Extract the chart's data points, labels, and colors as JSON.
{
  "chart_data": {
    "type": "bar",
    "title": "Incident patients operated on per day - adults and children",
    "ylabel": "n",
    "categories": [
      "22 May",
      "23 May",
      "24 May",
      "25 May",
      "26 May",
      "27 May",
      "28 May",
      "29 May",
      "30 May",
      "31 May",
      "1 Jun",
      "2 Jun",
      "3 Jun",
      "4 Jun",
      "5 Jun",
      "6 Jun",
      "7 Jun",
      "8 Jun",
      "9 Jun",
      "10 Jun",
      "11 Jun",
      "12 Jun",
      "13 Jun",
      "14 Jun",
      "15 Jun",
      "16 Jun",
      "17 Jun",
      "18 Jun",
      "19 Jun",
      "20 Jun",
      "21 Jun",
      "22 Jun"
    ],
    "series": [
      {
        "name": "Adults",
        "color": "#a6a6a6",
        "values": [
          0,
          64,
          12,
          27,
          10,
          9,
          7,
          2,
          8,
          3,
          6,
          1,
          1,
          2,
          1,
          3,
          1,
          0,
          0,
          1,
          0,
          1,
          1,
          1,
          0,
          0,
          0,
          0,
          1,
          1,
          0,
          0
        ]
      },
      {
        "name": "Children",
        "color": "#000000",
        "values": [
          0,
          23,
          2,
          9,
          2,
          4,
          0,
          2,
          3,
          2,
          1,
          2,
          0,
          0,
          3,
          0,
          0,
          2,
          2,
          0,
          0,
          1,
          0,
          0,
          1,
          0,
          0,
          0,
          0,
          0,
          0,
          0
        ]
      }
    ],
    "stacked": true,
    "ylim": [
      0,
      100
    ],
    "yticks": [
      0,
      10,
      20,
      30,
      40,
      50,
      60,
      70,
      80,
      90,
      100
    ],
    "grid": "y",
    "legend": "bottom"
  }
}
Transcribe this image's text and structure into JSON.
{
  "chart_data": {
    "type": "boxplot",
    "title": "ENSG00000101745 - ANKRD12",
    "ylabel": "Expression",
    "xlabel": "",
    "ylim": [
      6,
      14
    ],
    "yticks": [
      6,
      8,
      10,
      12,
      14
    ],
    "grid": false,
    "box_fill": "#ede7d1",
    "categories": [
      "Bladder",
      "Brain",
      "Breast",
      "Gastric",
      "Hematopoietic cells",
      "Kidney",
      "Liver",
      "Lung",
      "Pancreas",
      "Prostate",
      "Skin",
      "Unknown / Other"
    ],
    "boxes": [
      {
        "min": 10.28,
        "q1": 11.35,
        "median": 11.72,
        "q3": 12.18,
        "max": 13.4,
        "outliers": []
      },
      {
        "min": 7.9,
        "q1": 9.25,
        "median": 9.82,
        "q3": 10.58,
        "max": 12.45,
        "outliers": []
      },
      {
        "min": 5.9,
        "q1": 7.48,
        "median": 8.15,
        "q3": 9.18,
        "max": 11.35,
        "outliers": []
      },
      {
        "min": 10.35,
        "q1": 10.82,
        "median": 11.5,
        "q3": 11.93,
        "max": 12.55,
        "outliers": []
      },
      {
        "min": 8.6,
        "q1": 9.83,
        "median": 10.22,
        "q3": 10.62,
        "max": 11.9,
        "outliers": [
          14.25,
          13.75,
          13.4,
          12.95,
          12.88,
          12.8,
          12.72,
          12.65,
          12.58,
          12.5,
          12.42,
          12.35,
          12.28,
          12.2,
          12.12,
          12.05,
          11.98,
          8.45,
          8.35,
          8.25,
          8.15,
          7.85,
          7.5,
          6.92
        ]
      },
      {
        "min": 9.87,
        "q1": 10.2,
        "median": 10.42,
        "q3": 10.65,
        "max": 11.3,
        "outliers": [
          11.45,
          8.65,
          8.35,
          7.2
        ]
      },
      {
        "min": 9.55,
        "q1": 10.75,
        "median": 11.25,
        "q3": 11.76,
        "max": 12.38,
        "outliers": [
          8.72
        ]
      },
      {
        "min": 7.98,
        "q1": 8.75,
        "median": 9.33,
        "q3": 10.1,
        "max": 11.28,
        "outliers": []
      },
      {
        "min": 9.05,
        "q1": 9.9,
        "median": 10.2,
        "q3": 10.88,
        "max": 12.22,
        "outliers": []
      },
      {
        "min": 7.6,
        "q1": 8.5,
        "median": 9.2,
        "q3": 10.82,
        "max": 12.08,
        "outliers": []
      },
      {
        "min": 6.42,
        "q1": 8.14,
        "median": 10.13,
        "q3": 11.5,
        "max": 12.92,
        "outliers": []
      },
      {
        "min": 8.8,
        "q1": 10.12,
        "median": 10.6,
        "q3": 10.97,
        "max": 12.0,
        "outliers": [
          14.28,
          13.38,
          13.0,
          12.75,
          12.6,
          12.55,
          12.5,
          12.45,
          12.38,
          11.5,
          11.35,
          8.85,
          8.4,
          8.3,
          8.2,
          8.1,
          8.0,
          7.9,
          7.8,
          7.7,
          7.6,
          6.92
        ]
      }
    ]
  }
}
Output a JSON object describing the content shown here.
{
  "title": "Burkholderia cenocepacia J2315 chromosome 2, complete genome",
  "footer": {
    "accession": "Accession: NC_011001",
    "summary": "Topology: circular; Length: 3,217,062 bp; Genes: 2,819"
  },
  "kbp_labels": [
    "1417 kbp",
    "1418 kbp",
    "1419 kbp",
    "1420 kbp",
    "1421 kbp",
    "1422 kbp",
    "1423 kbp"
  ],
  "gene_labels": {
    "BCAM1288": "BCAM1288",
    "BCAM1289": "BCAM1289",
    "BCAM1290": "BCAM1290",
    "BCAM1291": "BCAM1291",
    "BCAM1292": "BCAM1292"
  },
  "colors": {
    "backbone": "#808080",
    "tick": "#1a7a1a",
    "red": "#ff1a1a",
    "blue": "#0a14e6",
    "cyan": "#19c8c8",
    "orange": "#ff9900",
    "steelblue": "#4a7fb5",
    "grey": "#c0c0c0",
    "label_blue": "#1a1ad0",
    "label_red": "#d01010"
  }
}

------------------------------------

◆ Work task
Lines holding "title" in the material above are to be reported.

◆ Exercise response
    "title": "Incident patients operated on per day - adults and children",
    "title": "ENSG00000101745 - ANKRD12",
  "title": "Burkholderia cenocepacia J2315 chromosome 2, complete genome",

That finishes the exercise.